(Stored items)
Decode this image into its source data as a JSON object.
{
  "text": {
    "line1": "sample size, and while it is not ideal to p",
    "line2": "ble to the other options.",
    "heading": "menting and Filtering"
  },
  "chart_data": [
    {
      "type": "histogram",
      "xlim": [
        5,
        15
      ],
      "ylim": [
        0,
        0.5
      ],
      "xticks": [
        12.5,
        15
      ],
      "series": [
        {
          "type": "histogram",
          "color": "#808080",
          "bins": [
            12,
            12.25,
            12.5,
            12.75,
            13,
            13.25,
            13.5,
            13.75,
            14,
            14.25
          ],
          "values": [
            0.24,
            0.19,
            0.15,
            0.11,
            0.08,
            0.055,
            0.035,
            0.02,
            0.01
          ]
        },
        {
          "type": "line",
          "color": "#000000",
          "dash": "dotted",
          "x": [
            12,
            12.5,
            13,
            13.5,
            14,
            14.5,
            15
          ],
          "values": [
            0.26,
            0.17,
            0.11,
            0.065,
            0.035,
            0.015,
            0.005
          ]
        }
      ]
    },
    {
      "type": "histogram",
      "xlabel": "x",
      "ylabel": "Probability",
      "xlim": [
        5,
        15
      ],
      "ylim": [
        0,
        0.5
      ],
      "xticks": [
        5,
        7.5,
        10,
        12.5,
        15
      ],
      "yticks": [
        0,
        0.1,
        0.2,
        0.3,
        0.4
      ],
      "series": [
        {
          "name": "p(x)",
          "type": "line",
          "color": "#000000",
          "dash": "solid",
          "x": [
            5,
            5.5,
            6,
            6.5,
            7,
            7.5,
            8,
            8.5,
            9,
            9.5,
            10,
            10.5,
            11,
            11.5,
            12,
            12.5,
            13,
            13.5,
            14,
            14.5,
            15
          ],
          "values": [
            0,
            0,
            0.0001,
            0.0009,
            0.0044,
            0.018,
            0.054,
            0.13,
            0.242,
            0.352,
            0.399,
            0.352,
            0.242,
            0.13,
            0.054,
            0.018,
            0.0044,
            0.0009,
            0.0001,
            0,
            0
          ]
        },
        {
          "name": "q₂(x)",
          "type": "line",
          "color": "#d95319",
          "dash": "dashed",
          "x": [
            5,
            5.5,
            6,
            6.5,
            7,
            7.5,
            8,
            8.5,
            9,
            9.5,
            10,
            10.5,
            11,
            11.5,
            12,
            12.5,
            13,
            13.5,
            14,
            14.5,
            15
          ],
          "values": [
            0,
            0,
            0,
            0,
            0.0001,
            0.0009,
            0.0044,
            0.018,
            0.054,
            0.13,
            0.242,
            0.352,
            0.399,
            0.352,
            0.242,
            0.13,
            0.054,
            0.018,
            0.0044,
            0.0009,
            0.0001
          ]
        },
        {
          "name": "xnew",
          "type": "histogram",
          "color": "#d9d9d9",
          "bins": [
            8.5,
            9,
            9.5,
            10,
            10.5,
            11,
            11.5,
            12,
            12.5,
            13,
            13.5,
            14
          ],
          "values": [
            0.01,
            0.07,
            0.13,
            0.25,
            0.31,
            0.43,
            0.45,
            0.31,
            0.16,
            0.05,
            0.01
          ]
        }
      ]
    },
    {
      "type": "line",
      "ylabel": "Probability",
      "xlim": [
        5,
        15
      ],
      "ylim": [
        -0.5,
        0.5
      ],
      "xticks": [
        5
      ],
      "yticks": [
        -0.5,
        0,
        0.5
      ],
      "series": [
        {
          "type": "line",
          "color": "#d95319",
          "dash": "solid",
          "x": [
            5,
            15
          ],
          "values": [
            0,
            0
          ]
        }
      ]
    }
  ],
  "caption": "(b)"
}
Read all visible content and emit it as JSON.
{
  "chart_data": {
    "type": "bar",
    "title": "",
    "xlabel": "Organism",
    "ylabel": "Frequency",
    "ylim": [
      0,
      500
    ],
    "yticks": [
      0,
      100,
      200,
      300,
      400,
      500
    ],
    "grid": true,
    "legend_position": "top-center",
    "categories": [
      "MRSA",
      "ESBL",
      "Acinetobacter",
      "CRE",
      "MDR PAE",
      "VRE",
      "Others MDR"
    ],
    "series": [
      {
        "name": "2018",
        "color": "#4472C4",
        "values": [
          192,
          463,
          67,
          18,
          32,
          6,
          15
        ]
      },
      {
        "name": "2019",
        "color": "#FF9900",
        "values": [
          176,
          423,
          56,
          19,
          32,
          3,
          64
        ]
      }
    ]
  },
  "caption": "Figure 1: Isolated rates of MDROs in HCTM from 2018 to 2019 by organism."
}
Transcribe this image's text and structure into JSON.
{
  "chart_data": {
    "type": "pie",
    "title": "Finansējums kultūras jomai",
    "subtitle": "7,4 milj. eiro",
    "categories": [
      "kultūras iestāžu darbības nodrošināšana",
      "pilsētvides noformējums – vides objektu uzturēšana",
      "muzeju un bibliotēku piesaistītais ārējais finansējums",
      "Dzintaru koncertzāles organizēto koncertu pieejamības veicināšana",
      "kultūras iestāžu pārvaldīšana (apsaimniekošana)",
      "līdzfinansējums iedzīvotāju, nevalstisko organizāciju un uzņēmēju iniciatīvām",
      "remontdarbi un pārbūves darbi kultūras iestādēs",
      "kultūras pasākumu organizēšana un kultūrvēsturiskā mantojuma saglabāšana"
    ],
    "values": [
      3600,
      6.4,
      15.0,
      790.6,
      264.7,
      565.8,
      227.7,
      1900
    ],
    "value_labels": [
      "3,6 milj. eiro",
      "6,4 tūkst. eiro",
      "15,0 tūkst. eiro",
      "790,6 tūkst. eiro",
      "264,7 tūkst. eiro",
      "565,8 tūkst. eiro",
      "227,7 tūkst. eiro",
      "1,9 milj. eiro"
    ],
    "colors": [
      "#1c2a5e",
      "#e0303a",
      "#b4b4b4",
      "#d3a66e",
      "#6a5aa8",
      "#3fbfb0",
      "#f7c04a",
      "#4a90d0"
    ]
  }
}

* _TASK OBJECTIVE_
Across the records, how many lines contain "this"? Only the number should be given.

* _TASK SOLUTION_
2